**** Given data ****

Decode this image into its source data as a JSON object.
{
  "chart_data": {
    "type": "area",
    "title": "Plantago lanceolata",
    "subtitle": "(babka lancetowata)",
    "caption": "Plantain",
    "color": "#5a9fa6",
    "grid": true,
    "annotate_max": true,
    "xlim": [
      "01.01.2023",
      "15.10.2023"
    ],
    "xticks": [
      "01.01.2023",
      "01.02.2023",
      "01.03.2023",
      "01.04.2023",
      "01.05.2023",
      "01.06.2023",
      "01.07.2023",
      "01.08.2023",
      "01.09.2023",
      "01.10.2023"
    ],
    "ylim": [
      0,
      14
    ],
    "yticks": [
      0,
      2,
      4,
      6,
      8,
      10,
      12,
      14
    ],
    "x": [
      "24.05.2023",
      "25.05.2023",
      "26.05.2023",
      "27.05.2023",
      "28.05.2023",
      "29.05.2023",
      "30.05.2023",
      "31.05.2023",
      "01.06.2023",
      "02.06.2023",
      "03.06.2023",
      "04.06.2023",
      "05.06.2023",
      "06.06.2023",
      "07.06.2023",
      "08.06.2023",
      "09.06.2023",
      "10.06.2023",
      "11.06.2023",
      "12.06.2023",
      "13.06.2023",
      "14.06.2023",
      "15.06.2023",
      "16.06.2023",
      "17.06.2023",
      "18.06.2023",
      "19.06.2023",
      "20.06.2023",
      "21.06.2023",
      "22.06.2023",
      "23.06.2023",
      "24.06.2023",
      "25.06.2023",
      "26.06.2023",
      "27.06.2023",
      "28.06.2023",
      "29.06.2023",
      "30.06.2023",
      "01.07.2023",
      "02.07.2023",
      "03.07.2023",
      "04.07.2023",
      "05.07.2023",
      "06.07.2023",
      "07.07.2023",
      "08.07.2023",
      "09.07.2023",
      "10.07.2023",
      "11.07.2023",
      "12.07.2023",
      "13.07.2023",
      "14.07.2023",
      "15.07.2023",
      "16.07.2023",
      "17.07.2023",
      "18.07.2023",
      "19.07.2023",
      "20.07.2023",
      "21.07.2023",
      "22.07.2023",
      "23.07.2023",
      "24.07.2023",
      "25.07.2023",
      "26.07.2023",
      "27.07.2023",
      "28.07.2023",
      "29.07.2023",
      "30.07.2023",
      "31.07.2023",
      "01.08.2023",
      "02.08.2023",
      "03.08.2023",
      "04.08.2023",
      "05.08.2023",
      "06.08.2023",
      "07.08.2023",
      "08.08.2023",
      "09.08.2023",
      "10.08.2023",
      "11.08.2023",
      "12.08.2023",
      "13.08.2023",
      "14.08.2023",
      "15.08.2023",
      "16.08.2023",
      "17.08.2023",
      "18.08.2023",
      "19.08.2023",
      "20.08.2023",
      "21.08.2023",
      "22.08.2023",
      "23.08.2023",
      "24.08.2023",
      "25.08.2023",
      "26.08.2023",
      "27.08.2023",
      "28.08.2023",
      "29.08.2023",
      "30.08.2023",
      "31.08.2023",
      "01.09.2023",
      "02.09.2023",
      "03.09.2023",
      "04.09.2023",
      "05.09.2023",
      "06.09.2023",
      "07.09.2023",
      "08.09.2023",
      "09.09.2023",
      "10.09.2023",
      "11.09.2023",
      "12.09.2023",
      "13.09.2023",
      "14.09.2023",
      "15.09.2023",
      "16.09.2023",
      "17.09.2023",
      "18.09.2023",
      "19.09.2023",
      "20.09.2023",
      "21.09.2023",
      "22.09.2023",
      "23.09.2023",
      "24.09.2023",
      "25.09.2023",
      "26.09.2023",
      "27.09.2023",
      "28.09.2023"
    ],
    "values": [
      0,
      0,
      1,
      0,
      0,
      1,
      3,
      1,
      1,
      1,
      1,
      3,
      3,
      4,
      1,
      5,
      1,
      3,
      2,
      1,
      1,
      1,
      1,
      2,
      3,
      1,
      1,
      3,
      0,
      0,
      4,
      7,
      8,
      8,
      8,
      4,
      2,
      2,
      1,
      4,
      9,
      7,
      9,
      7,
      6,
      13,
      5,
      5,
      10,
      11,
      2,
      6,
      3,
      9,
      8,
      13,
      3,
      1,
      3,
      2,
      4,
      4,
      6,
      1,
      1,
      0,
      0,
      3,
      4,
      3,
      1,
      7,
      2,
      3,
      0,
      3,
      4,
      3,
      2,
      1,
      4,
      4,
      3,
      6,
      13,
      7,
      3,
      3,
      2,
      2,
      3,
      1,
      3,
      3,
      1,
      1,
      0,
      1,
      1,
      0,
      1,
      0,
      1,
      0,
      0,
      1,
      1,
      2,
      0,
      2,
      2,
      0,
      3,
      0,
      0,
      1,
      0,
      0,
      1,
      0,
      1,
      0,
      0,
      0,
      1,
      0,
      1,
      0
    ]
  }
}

****

### Your goal
Retype all the material above precisely, with no line left out.

### Answer to the task
Decode this image into its source data as a JSON object.
{
  "chart_data": {
    "type": "area",
    "title": "Plantago lanceolata",
    "subtitle": "(babka lancetowata)",
    "caption": "Plantain",
    "color": "#5a9fa6",
    "grid": true,
    "annotate_max": true,
    "xlim": [
      "01.01.2023",
      "15.10.2023"
    ],
    "xticks": [
      "01.01.2023",
      "01.02.2023",
      "01.03.2023",
      "01.04.2023",
      "01.05.2023",
      "01.06.2023",
      "01.07.2023",
      "01.08.2023",
      "01.09.2023",
      "01.10.2023"
    ],
    "ylim": [
      0,
      14
    ],
    "yticks": [
      0,
      2,
      4,
      6,
      8,
      10,
      12,
      14
    ],
    "x": [
      "24.05.2023",
      "25.05.2023",
      "26.05.2023",
      "27.05.2023",
      "28.05.2023",
      "29.05.2023",
      "30.05.2023",
      "31.05.2023",
      "01.06.2023",
      "02.06.2023",
      "03.06.2023",
      "04.06.2023",
      "05.06.2023",
      "06.06.2023",
      "07.06.2023",
      "08.06.2023",
      "09.06.2023",
      "10.06.2023",
      "11.06.2023",
      "12.06.2023",
      "13.06.2023",
      "14.06.2023",
      "15.06.2023",
      "16.06.2023",
      "17.06.2023",
      "18.06.2023",
      "19.06.2023",
      "20.06.2023",
      "21.06.2023",
      "22.06.2023",
      "23.06.2023",
      "24.06.2023",
      "25.06.2023",
      "26.06.2023",
      "27.06.2023",
      "28.06.2023",
      "29.06.2023",
      "30.06.2023",
      "01.07.2023",
      "02.07.2023",
      "03.07.2023",
      "04.07.2023",
      "05.07.2023",
      "06.07.2023",
      "07.07.2023",
      "08.07.2023",
      "09.07.2023",
      "10.07.2023",
      "11.07.2023",
      "12.07.2023",
      "13.07.2023",
      "14.07.2023",
      "15.07.2023",
      "16.07.2023",
      "17.07.2023",
      "18.07.2023",
      "19.07.2023",
      "20.07.2023",
      "21.07.2023",
      "22.07.2023",
      "23.07.2023",
      "24.07.2023",
      "25.07.2023",
      "26.07.2023",
      "27.07.2023",
      "28.07.2023",
      "29.07.2023",
      "30.07.2023",
      "31.07.2023",
      "01.08.2023",
      "02.08.2023",
      "03.08.2023",
      "04.08.2023",
      "05.08.2023",
      "06.08.2023",
      "07.08.2023",
      "08.08.2023",
      "09.08.2023",
      "10.08.2023",
      "11.08.2023",
      "12.08.2023",
      "13.08.2023",
      "14.08.2023",
      "15.08.2023",
      "16.08.2023",
      "17.08.2023",
      "18.08.2023",
      "19.08.2023",
      "20.08.2023",
      "21.08.2023",
      "22.08.2023",
      "23.08.2023",
      "24.08.2023",
      "25.08.2023",
      "26.08.2023",
      "27.08.2023",
      "28.08.2023",
      "29.08.2023",
      "30.08.2023",
      "31.08.2023",
      "01.09.2023",
      "02.09.2023",
      "03.09.2023",
      "04.09.2023",
      "05.09.2023",
      "06.09.2023",
      "07.09.2023",
      "08.09.2023",
      "09.09.2023",
      "10.09.2023",
      "11.09.2023",
      "12.09.2023",
      "13.09.2023",
      "14.09.2023",
      "15.09.2023",
      "16.09.2023",
      "17.09.2023",
      "18.09.2023",
      "19.09.2023",
      "20.09.2023",
      "21.09.2023",
      "22.09.2023",
      "23.09.2023",
      "24.09.2023",
      "25.09.2023",
      "26.09.2023",
      "27.09.2023",
      "28.09.2023"
    ],
    "values": [
      0,
      0,
      1,
      0,
      0,
      1,
      3,
      1,
      1,
      1,
      1,
      3,
      3,
      4,
      1,
      5,
      1,
      3,
      2,
      1,
      1,
      1,
      1,
      2,
      3,
      1,
      1,
      3,
      0,
      0,
      4,
      7,
      8,
      8,
      8,
      4,
      2,
      2,
      1,
      4,
      9,
      7,
      9,
      7,
      6,
      13,
      5,
      5,
      10,
      11,
      2,
      6,
      3,
      9,
      8,
      13,
      3,
      1,
      3,
      2,
      4,
      4,
      6,
      1,
      1,
      0,
      0,
      3,
      4,
      3,
      1,
      7,
      2,
      3,
      0,
      3,
      4,
      3,
      2,
      1,
      4,
      4,
      3,
      6,
      13,
      7,
      3,
      3,
      2,
      2,
      3,
      1,
      3,
      3,
      1,
      1,
      0,
      1,
      1,
      0,
      1,
      0,
      1,
      0,
      0,
      1,
      1,
      2,
      0,
      2,
      2,
      0,
      3,
      0,
      0,
      1,
      0,
      0,
      1,
      0,
      1,
      0,
      0,
      0,
      1,
      0,
      1,
      0
    ]
  }
}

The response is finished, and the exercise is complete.